Source data:
━━━━━━━━━━━━━━━━
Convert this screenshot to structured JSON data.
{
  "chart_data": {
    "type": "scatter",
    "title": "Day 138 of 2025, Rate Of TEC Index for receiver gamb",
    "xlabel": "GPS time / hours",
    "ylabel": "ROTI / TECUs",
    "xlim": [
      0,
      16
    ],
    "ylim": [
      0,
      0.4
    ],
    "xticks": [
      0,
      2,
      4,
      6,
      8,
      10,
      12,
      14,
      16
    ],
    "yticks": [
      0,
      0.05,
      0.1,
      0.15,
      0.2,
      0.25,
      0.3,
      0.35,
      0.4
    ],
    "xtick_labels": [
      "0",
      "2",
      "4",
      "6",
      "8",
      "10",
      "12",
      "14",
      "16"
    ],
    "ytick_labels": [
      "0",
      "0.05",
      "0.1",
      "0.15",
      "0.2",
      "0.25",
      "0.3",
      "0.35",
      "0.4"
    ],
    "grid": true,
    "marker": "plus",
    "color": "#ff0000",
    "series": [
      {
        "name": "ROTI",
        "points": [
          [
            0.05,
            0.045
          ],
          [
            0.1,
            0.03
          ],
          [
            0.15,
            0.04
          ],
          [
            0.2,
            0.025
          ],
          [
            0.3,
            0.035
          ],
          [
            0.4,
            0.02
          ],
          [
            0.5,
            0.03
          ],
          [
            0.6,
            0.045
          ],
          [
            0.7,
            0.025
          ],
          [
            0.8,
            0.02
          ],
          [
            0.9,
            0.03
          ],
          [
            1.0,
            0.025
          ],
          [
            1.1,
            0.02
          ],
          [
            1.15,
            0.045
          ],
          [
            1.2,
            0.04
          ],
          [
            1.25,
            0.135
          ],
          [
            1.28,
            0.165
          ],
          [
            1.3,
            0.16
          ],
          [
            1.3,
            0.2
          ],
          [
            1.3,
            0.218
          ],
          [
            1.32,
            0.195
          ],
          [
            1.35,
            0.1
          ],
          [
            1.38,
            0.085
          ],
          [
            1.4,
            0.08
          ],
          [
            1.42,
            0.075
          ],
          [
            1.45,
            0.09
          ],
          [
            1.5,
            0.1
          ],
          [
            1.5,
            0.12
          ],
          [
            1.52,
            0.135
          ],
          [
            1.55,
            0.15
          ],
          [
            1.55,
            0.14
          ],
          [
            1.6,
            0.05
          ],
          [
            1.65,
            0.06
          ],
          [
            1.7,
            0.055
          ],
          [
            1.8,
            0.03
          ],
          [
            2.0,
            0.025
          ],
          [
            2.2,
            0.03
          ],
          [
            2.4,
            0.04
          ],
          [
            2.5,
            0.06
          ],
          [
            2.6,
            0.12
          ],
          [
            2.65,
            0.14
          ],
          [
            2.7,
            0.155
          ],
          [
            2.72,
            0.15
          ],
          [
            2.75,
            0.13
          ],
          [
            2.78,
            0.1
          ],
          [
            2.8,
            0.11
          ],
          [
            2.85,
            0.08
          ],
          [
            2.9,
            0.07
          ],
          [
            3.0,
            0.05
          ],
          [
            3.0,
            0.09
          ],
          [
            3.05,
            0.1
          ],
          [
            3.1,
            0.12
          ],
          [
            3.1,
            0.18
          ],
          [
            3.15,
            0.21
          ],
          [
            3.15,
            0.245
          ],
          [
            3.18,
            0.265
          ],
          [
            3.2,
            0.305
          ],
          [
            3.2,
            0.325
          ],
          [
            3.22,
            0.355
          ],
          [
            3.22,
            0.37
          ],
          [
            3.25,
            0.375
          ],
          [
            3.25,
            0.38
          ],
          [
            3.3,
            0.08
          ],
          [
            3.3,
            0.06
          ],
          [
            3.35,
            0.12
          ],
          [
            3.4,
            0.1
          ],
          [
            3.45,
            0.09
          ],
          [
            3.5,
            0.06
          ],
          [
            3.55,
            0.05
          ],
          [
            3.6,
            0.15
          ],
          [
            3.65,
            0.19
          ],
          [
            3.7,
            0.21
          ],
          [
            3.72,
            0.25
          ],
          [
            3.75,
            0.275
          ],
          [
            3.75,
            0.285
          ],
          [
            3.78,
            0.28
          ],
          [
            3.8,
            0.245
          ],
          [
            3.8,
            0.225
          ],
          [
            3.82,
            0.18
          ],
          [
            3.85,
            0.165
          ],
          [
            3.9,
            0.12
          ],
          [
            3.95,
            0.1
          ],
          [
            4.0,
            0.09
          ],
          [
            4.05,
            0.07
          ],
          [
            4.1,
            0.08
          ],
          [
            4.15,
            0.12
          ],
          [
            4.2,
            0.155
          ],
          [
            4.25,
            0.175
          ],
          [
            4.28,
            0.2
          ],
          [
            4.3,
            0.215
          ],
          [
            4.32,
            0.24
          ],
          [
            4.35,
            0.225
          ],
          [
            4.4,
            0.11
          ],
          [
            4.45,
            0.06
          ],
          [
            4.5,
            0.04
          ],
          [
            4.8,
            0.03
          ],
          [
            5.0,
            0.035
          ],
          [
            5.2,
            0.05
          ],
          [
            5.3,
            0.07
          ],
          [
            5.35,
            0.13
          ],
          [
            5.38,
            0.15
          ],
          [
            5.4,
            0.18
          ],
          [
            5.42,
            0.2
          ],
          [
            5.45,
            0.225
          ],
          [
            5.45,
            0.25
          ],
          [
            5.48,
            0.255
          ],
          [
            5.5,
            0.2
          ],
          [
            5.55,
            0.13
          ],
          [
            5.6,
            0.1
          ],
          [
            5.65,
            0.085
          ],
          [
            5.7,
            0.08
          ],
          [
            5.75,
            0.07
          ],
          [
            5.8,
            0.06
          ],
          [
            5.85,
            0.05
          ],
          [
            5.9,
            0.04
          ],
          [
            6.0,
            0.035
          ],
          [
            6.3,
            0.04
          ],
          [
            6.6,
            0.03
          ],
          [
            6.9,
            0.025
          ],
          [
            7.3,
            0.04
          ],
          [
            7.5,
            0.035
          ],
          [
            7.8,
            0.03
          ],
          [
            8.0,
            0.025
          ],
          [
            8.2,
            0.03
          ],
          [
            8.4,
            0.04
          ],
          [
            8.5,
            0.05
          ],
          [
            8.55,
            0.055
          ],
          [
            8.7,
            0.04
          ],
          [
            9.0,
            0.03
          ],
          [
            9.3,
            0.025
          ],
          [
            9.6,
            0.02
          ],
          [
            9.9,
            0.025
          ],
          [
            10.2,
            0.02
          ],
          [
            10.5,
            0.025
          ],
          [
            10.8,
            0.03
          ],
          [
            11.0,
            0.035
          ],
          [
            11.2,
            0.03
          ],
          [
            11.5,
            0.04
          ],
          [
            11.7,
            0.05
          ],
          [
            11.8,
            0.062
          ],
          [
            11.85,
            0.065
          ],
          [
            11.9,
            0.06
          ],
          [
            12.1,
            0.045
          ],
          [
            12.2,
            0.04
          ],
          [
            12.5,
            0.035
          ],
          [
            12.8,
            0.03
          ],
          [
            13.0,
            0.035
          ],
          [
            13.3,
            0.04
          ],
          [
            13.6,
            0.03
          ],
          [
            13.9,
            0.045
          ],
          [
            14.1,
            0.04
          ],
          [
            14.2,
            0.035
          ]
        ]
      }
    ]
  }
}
━━━━━━━━━━━━━━━━
The entries above should be repeated exactly, every one of them.

Convert this screenshot to structured JSON data.
{
  "chart_data": {
    "type": "scatter",
    "title": "Day 138 of 2025, Rate Of TEC Index for receiver gamb",
    "xlabel": "GPS time / hours",
    "ylabel": "ROTI / TECUs",
    "xlim": [
      0,
      16
    ],
    "ylim": [
      0,
      0.4
    ],
    "xticks": [
      0,
      2,
      4,
      6,
      8,
      10,
      12,
      14,
      16
    ],
    "yticks": [
      0,
      0.05,
      0.1,
      0.15,
      0.2,
      0.25,
      0.3,
      0.35,
      0.4
    ],
    "xtick_labels": [
      "0",
      "2",
      "4",
      "6",
      "8",
      "10",
      "12",
      "14",
      "16"
    ],
    "ytick_labels": [
      "0",
      "0.05",
      "0.1",
      "0.15",
      "0.2",
      "0.25",
      "0.3",
      "0.35",
      "0.4"
    ],
    "grid": true,
    "marker": "plus",
    "color": "#ff0000",
    "series": [
      {
        "name": "ROTI",
        "points": [
          [
            0.05,
            0.045
          ],
          [
            0.1,
            0.03
          ],
          [
            0.15,
            0.04
          ],
          [
            0.2,
            0.025
          ],
          [
            0.3,
            0.035
          ],
          [
            0.4,
            0.02
          ],
          [
            0.5,
            0.03
          ],
          [
            0.6,
            0.045
          ],
          [
            0.7,
            0.025
          ],
          [
            0.8,
            0.02
          ],
          [
            0.9,
            0.03
          ],
          [
            1.0,
            0.025
          ],
          [
            1.1,
            0.02
          ],
          [
            1.15,
            0.045
          ],
          [
            1.2,
            0.04
          ],
          [
            1.25,
            0.135
          ],
          [
            1.28,
            0.165
          ],
          [
            1.3,
            0.16
          ],
          [
            1.3,
            0.2
          ],
          [
            1.3,
            0.218
          ],
          [
            1.32,
            0.195
          ],
          [
            1.35,
            0.1
          ],
          [
            1.38,
            0.085
          ],
          [
            1.4,
            0.08
          ],
          [
            1.42,
            0.075
          ],
          [
            1.45,
            0.09
          ],
          [
            1.5,
            0.1
          ],
          [
            1.5,
            0.12
          ],
          [
            1.52,
            0.135
          ],
          [
            1.55,
            0.15
          ],
          [
            1.55,
            0.14
          ],
          [
            1.6,
            0.05
          ],
          [
            1.65,
            0.06
          ],
          [
            1.7,
            0.055
          ],
          [
            1.8,
            0.03
          ],
          [
            2.0,
            0.025
          ],
          [
            2.2,
            0.03
          ],
          [
            2.4,
            0.04
          ],
          [
            2.5,
            0.06
          ],
          [
            2.6,
            0.12
          ],
          [
            2.65,
            0.14
          ],
          [
            2.7,
            0.155
          ],
          [
            2.72,
            0.15
          ],
          [
            2.75,
            0.13
          ],
          [
            2.78,
            0.1
          ],
          [
            2.8,
            0.11
          ],
          [
            2.85,
            0.08
          ],
          [
            2.9,
            0.07
          ],
          [
            3.0,
            0.05
          ],
          [
            3.0,
            0.09
          ],
          [
            3.05,
            0.1
          ],
          [
            3.1,
            0.12
          ],
          [
            3.1,
            0.18
          ],
          [
            3.15,
            0.21
          ],
          [
            3.15,
            0.245
          ],
          [
            3.18,
            0.265
          ],
          [
            3.2,
            0.305
          ],
          [
            3.2,
            0.325
          ],
          [
            3.22,
            0.355
          ],
          [
            3.22,
            0.37
          ],
          [
            3.25,
            0.375
          ],
          [
            3.25,
            0.38
          ],
          [
            3.3,
            0.08
          ],
          [
            3.3,
            0.06
          ],
          [
            3.35,
            0.12
          ],
          [
            3.4,
            0.1
          ],
          [
            3.45,
            0.09
          ],
          [
            3.5,
            0.06
          ],
          [
            3.55,
            0.05
          ],
          [
            3.6,
            0.15
          ],
          [
            3.65,
            0.19
          ],
          [
            3.7,
            0.21
          ],
          [
            3.72,
            0.25
          ],
          [
            3.75,
            0.275
          ],
          [
            3.75,
            0.285
          ],
          [
            3.78,
            0.28
          ],
          [
            3.8,
            0.245
          ],
          [
            3.8,
            0.225
          ],
          [
            3.82,
            0.18
          ],
          [
            3.85,
            0.165
          ],
          [
            3.9,
            0.12
          ],
          [
            3.95,
            0.1
          ],
          [
            4.0,
            0.09
          ],
          [
            4.05,
            0.07
          ],
          [
            4.1,
            0.08
          ],
          [
            4.15,
            0.12
          ],
          [
            4.2,
            0.155
          ],
          [
            4.25,
            0.175
          ],
          [
            4.28,
            0.2
          ],
          [
            4.3,
            0.215
          ],
          [
            4.32,
            0.24
          ],
          [
            4.35,
            0.225
          ],
          [
            4.4,
            0.11
          ],
          [
            4.45,
            0.06
          ],
          [
            4.5,
            0.04
          ],
          [
            4.8,
            0.03
          ],
          [
            5.0,
            0.035
          ],
          [
            5.2,
            0.05
          ],
          [
            5.3,
            0.07
          ],
          [
            5.35,
            0.13
          ],
          [
            5.38,
            0.15
          ],
          [
            5.4,
            0.18
          ],
          [
            5.42,
            0.2
          ],
          [
            5.45,
            0.225
          ],
          [
            5.45,
            0.25
          ],
          [
            5.48,
            0.255
          ],
          [
            5.5,
            0.2
          ],
          [
            5.55,
            0.13
          ],
          [
            5.6,
            0.1
          ],
          [
            5.65,
            0.085
          ],
          [
            5.7,
            0.08
          ],
          [
            5.75,
            0.07
          ],
          [
            5.8,
            0.06
          ],
          [
            5.85,
            0.05
          ],
          [
            5.9,
            0.04
          ],
          [
            6.0,
            0.035
          ],
          [
            6.3,
            0.04
          ],
          [
            6.6,
            0.03
          ],
          [
            6.9,
            0.025
          ],
          [
            7.3,
            0.04
          ],
          [
            7.5,
            0.035
          ],
          [
            7.8,
            0.03
          ],
          [
            8.0,
            0.025
          ],
          [
            8.2,
            0.03
          ],
          [
            8.4,
            0.04
          ],
          [
            8.5,
            0.05
          ],
          [
            8.55,
            0.055
          ],
          [
            8.7,
            0.04
          ],
          [
            9.0,
            0.03
          ],
          [
            9.3,
            0.025
          ],
          [
            9.6,
            0.02
          ],
          [
            9.9,
            0.025
          ],
          [
            10.2,
            0.02
          ],
          [
            10.5,
            0.025
          ],
          [
            10.8,
            0.03
          ],
          [
            11.0,
            0.035
          ],
          [
            11.2,
            0.03
          ],
          [
            11.5,
            0.04
          ],
          [
            11.7,
            0.05
          ],
          [
            11.8,
            0.062
          ],
          [
            11.85,
            0.065
          ],
          [
            11.9,
            0.06
          ],
          [
            12.1,
            0.045
          ],
          [
            12.2,
            0.04
          ],
          [
            12.5,
            0.035
          ],
          [
            12.8,
            0.03
          ],
          [
            13.0,
            0.035
          ],
          [
            13.3,
            0.04
          ],
          [
            13.6,
            0.03
          ],
          [
            13.9,
            0.045
          ],
          [
            14.1,
            0.04
          ],
          [
            14.2,
            0.035
          ]
        ]
      }
    ]
  }
}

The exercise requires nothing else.